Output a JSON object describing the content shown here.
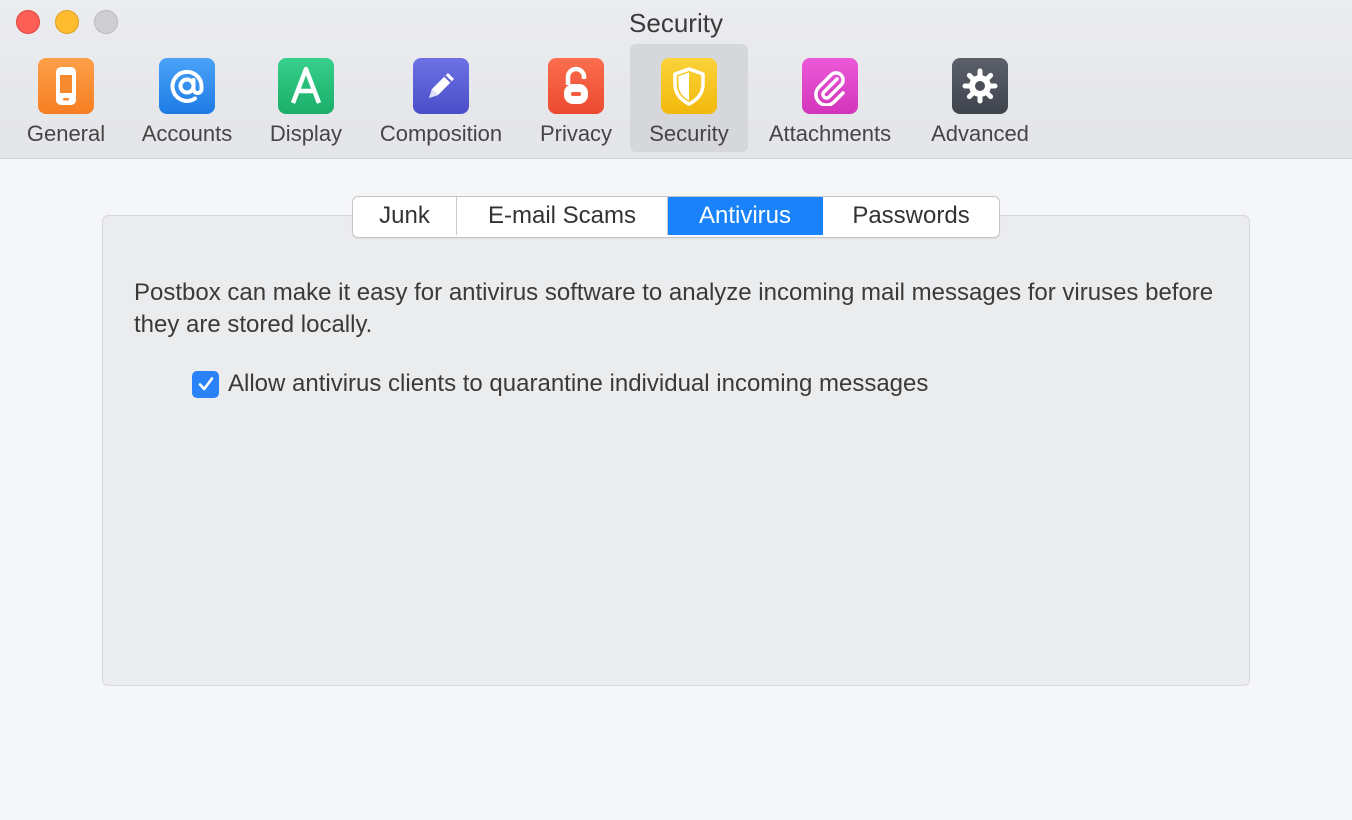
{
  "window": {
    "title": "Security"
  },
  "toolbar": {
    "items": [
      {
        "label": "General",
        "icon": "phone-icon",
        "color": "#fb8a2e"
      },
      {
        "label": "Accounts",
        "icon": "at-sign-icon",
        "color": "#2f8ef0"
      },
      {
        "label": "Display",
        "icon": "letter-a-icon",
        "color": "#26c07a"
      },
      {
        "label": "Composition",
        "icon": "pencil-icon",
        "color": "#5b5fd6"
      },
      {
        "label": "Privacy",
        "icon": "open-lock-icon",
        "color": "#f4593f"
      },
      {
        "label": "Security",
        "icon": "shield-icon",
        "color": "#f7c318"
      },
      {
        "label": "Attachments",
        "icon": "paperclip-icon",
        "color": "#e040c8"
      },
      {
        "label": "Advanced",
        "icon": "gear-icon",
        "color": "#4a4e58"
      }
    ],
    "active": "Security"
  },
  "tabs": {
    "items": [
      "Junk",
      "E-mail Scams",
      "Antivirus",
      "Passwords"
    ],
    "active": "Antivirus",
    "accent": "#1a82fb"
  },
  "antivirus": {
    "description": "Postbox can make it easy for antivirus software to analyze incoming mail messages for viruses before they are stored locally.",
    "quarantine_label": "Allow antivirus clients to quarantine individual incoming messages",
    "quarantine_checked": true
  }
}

• • •

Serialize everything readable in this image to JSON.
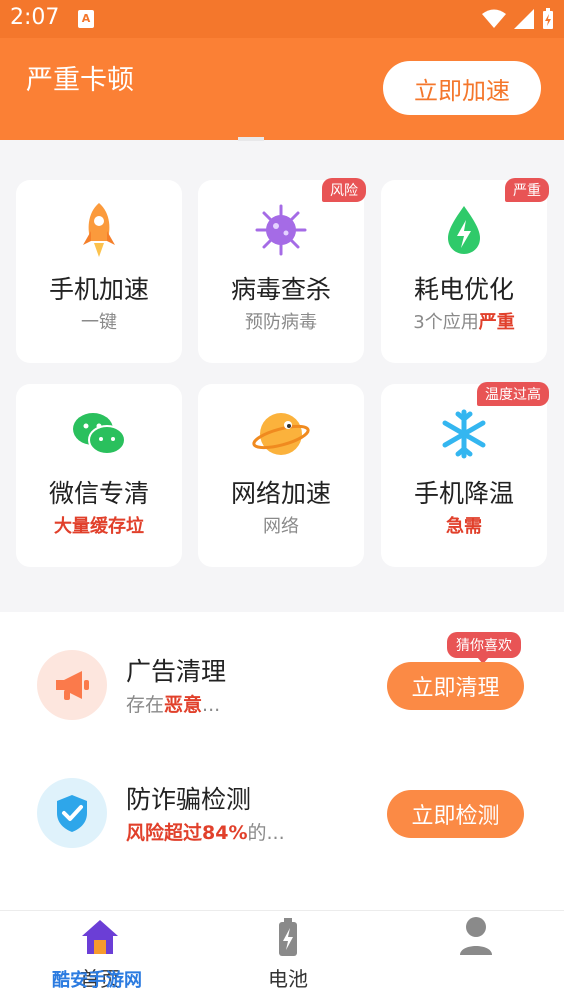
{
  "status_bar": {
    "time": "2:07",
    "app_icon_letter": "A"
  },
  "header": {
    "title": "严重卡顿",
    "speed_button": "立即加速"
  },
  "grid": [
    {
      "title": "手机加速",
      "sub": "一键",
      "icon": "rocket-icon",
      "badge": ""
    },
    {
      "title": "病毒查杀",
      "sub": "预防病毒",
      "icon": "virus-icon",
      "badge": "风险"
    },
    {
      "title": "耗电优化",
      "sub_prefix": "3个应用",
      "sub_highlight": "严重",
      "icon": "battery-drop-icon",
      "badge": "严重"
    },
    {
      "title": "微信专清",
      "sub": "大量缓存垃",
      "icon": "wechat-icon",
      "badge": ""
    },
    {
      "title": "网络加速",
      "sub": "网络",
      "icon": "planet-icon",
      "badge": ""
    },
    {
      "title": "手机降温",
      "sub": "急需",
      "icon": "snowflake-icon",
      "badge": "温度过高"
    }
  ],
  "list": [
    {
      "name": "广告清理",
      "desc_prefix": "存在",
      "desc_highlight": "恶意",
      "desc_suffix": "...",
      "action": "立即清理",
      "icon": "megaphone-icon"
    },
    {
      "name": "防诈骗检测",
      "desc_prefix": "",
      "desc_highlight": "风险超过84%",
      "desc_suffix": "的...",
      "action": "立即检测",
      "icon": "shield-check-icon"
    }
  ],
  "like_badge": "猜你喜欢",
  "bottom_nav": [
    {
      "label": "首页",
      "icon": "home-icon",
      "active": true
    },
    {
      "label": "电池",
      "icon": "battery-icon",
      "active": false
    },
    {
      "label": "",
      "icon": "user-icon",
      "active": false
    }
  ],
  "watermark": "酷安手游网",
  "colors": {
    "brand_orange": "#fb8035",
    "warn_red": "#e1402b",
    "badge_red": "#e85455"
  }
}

• • •

*What to work on*. From the records above, copy every line that holds the word "Security".

*Exercise answer*.
    "title": "Security"
        "label": "Security",
    "active": "Security"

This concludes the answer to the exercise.